__WHAT YOU ARE ASKED TO DO__
Search the listing below for the string "JSON" and copy every line where it occurs.

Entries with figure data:

========================================

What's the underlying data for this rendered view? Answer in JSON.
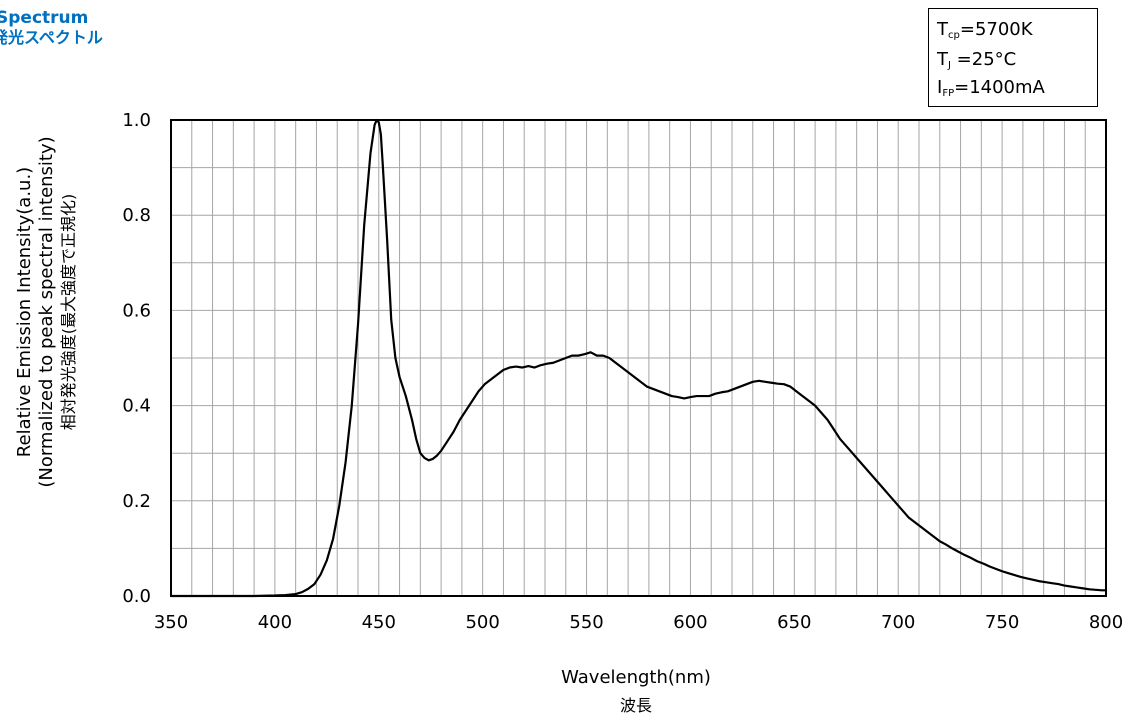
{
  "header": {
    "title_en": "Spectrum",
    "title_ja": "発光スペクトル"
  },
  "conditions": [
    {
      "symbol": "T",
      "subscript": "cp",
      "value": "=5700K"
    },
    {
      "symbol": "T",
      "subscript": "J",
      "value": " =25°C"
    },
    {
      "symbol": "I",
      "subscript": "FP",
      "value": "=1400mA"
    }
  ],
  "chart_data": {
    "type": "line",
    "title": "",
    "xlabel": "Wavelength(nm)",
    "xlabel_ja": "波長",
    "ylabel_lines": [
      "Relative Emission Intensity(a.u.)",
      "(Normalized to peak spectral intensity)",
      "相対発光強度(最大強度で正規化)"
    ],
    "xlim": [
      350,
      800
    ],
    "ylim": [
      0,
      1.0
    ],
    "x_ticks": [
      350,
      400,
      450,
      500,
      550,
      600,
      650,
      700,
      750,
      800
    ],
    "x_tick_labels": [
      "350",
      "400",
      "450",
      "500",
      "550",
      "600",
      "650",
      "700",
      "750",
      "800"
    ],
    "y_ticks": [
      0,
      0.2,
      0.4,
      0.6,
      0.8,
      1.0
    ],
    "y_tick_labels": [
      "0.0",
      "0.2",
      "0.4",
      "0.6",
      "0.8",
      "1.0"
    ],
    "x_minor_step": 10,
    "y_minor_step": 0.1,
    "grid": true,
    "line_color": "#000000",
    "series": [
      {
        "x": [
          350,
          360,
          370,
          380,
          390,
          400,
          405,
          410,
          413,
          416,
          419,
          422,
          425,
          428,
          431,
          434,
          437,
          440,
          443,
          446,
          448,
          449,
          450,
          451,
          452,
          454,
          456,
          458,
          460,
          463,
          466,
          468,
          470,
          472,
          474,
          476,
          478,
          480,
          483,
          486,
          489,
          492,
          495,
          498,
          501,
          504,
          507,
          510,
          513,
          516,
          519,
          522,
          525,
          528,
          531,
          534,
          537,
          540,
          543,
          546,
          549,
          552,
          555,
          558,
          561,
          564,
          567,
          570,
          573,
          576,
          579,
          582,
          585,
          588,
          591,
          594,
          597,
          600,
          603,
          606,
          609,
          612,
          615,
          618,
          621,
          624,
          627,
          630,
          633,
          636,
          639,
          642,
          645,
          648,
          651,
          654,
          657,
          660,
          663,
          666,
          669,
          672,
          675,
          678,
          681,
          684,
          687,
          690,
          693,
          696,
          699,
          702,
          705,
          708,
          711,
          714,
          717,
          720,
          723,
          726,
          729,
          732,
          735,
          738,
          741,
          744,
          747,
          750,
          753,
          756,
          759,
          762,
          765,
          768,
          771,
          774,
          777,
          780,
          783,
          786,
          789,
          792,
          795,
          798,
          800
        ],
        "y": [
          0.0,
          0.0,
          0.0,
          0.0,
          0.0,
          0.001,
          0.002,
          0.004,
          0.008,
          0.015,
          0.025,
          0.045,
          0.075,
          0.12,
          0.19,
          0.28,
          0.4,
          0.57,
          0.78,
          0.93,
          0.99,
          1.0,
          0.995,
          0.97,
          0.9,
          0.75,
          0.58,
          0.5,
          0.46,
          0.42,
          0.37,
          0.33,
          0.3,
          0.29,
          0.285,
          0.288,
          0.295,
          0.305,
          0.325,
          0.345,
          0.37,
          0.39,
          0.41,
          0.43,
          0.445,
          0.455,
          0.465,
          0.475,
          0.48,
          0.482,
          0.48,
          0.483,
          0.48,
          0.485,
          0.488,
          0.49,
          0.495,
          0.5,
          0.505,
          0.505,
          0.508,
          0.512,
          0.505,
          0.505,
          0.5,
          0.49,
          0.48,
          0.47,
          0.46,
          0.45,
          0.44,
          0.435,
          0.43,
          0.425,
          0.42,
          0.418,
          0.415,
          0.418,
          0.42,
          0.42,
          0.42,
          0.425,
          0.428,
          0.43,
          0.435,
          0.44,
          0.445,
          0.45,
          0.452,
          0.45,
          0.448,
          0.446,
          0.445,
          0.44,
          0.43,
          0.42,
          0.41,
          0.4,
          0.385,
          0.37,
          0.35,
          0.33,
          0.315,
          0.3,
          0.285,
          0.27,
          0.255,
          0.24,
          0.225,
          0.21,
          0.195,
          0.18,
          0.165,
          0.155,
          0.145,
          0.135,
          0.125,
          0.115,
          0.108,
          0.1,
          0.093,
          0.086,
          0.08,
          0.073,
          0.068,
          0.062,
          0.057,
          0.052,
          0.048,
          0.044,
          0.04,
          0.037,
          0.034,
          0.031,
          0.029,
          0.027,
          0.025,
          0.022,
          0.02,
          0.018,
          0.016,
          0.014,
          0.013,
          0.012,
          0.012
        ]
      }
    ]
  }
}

========================================

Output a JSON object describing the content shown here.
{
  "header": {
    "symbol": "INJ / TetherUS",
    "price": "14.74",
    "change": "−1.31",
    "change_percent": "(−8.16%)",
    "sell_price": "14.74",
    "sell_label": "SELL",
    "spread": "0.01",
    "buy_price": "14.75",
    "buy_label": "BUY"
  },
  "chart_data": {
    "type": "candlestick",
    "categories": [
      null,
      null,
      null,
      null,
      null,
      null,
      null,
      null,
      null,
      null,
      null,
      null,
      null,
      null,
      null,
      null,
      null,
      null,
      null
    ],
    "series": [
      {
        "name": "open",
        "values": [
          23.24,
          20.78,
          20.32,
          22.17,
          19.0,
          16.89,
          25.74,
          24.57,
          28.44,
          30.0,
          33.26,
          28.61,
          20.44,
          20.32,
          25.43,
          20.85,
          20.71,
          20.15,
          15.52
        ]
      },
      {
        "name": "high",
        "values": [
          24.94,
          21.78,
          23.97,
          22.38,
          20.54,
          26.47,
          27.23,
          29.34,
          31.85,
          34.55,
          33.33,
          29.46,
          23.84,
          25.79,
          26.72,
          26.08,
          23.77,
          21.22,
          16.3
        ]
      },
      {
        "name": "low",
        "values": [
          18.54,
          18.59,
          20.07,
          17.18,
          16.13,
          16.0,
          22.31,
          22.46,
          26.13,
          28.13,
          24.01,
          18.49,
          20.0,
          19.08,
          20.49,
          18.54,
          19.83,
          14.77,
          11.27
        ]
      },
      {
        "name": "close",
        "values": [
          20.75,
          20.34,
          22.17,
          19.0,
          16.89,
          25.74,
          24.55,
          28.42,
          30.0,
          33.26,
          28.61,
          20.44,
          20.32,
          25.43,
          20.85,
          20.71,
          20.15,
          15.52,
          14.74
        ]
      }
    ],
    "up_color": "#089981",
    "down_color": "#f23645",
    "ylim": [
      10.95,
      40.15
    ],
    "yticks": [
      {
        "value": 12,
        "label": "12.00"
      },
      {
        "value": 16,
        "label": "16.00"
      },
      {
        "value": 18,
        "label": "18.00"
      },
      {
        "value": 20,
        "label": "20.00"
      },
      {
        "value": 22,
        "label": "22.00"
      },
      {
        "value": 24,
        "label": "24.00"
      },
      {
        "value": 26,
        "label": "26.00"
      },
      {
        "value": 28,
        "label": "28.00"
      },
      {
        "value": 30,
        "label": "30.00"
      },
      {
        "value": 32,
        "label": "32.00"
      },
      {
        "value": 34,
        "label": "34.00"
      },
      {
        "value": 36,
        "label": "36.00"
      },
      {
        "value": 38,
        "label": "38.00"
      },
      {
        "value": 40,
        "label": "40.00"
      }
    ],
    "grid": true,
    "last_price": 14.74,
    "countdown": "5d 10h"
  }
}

========================================

__EXERCISE RESULT__
What's the underlying data for this rendered view? Answer in JSON.
Output a JSON object describing the content shown here.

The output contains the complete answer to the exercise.